Data entries for graphics

-- BEGIN --

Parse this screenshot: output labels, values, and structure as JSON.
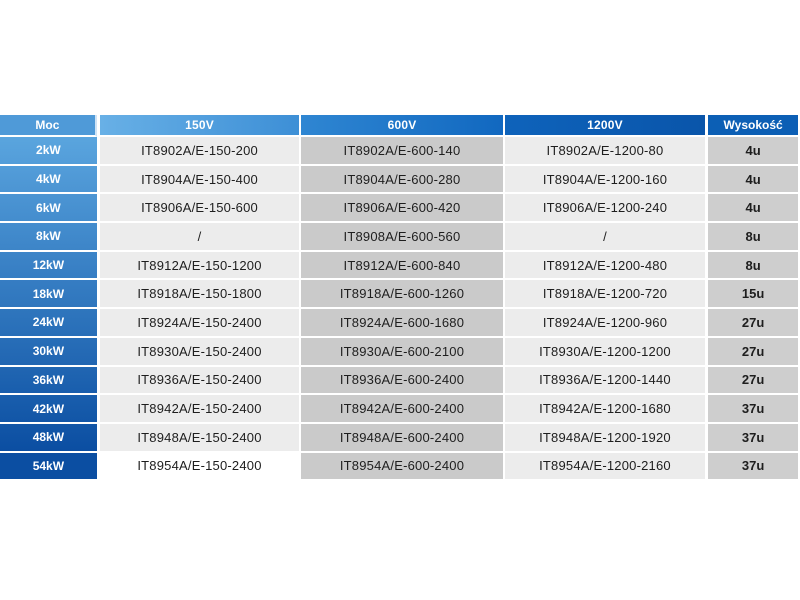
{
  "table": {
    "headers": [
      "Moc",
      "150V",
      "600V",
      "1200V",
      "Wysokość"
    ],
    "rows": [
      [
        "2kW",
        "IT8902A/E-150-200",
        "IT8902A/E-600-140",
        "IT8902A/E-1200-80",
        "4u"
      ],
      [
        "4kW",
        "IT8904A/E-150-400",
        "IT8904A/E-600-280",
        "IT8904A/E-1200-160",
        "4u"
      ],
      [
        "6kW",
        "IT8906A/E-150-600",
        "IT8906A/E-600-420",
        "IT8906A/E-1200-240",
        "4u"
      ],
      [
        "8kW",
        "/",
        "IT8908A/E-600-560",
        "/",
        "8u"
      ],
      [
        "12kW",
        "IT8912A/E-150-1200",
        "IT8912A/E-600-840",
        "IT8912A/E-1200-480",
        "8u"
      ],
      [
        "18kW",
        "IT8918A/E-150-1800",
        "IT8918A/E-600-1260",
        "IT8918A/E-1200-720",
        "15u"
      ],
      [
        "24kW",
        "IT8924A/E-150-2400",
        "IT8924A/E-600-1680",
        "IT8924A/E-1200-960",
        "27u"
      ],
      [
        "30kW",
        "IT8930A/E-150-2400",
        "IT8930A/E-600-2100",
        "IT8930A/E-1200-1200",
        "27u"
      ],
      [
        "36kW",
        "IT8936A/E-150-2400",
        "IT8936A/E-600-2400",
        "IT8936A/E-1200-1440",
        "27u"
      ],
      [
        "42kW",
        "IT8942A/E-150-2400",
        "IT8942A/E-600-2400",
        "IT8942A/E-1200-1680",
        "37u"
      ],
      [
        "48kW",
        "IT8948A/E-150-2400",
        "IT8948A/E-600-2400",
        "IT8948A/E-1200-1920",
        "37u"
      ],
      [
        "54kW",
        "IT8954A/E-150-2400",
        "IT8954A/E-600-2400",
        "IT8954A/E-1200-2160",
        "37u"
      ]
    ]
  },
  "colors": {
    "header_blue_light": "#68b0e6",
    "header_blue_dark": "#0a55aa",
    "moc_top": "#5aa5de",
    "moc_bottom": "#0b4ea2"
  }
}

-- END --

| The request |
Omit the pictures, then output the rest of the listing exactly.

| Exercise output |
Parse this screenshot: output labels, values, and structure as JSON.
{
  "table": {
    "headers": [
      "Moc",
      "150V",
      "600V",
      "1200V",
      "Wysokość"
    ],
    "rows": [
      [
        "2kW",
        "IT8902A/E-150-200",
        "IT8902A/E-600-140",
        "IT8902A/E-1200-80",
        "4u"
      ],
      [
        "4kW",
        "IT8904A/E-150-400",
        "IT8904A/E-600-280",
        "IT8904A/E-1200-160",
        "4u"
      ],
      [
        "6kW",
        "IT8906A/E-150-600",
        "IT8906A/E-600-420",
        "IT8906A/E-1200-240",
        "4u"
      ],
      [
        "8kW",
        "/",
        "IT8908A/E-600-560",
        "/",
        "8u"
      ],
      [
        "12kW",
        "IT8912A/E-150-1200",
        "IT8912A/E-600-840",
        "IT8912A/E-1200-480",
        "8u"
      ],
      [
        "18kW",
        "IT8918A/E-150-1800",
        "IT8918A/E-600-1260",
        "IT8918A/E-1200-720",
        "15u"
      ],
      [
        "24kW",
        "IT8924A/E-150-2400",
        "IT8924A/E-600-1680",
        "IT8924A/E-1200-960",
        "27u"
      ],
      [
        "30kW",
        "IT8930A/E-150-2400",
        "IT8930A/E-600-2100",
        "IT8930A/E-1200-1200",
        "27u"
      ],
      [
        "36kW",
        "IT8936A/E-150-2400",
        "IT8936A/E-600-2400",
        "IT8936A/E-1200-1440",
        "27u"
      ],
      [
        "42kW",
        "IT8942A/E-150-2400",
        "IT8942A/E-600-2400",
        "IT8942A/E-1200-1680",
        "37u"
      ],
      [
        "48kW",
        "IT8948A/E-150-2400",
        "IT8948A/E-600-2400",
        "IT8948A/E-1200-1920",
        "37u"
      ],
      [
        "54kW",
        "IT8954A/E-150-2400",
        "IT8954A/E-600-2400",
        "IT8954A/E-1200-2160",
        "37u"
      ]
    ]
  },
  "colors": {
    "header_blue_light": "#68b0e6",
    "header_blue_dark": "#0a55aa",
    "moc_top": "#5aa5de",
    "moc_bottom": "#0b4ea2"
  }
}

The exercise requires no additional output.